Instruction: Collect every line of the records below that contains the word "trader".
# Records to use start
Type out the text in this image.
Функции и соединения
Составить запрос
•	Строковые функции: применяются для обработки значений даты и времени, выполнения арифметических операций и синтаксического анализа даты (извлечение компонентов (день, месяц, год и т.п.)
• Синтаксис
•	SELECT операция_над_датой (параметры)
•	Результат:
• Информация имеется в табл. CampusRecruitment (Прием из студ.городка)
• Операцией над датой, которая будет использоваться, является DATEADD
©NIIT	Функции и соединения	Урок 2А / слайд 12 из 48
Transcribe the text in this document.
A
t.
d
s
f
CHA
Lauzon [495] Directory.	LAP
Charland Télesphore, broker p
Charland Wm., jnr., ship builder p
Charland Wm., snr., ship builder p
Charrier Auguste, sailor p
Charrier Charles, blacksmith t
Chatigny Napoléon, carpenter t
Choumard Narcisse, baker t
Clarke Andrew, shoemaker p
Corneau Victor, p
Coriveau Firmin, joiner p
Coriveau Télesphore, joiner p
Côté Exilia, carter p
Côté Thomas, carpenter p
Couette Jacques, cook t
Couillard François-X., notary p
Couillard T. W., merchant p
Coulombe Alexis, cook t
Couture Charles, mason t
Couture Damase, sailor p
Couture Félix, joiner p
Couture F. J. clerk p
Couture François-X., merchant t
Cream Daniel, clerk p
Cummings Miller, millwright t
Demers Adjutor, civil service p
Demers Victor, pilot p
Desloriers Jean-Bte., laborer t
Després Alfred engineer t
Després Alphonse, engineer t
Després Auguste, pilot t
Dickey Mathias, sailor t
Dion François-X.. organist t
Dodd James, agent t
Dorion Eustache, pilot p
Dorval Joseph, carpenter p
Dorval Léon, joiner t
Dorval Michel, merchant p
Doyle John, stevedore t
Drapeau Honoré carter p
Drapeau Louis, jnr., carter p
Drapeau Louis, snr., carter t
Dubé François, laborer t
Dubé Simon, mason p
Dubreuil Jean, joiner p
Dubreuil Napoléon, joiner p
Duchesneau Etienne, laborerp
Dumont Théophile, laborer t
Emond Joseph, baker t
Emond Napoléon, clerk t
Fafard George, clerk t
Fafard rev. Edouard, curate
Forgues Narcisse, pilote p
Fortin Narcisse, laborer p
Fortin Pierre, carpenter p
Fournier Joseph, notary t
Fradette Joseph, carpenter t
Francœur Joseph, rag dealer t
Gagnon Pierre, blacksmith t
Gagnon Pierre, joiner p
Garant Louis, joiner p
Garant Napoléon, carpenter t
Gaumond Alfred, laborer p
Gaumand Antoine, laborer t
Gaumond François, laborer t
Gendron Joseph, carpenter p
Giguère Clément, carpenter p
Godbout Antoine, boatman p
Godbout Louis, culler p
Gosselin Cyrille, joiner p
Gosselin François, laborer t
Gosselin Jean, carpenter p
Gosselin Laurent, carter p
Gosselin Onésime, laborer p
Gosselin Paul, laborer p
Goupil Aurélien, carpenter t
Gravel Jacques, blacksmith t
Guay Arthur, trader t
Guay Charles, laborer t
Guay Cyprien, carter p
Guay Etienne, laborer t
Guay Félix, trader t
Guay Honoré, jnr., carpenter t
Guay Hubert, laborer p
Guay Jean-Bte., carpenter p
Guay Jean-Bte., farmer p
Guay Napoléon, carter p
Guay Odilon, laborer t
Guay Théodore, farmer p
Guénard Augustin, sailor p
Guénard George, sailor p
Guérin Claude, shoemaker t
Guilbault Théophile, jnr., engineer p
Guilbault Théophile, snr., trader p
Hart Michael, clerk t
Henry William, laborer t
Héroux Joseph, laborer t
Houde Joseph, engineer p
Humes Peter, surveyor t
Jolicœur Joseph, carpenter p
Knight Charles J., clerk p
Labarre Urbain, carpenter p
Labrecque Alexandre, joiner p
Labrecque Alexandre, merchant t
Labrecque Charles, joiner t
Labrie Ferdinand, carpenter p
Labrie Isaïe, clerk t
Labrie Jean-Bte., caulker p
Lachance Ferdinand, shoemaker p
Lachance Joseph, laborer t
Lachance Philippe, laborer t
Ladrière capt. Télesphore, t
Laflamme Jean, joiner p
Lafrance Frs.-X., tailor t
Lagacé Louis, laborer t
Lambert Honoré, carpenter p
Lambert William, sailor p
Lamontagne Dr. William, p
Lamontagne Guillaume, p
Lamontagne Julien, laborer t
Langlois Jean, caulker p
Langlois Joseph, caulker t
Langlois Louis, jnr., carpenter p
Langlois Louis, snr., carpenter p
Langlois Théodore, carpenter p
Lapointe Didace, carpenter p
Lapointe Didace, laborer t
# Records to use end
Output for this task:
Guay Arthur, trader t
Guay Félix, trader t
Guilbault Théophile, snr., trader p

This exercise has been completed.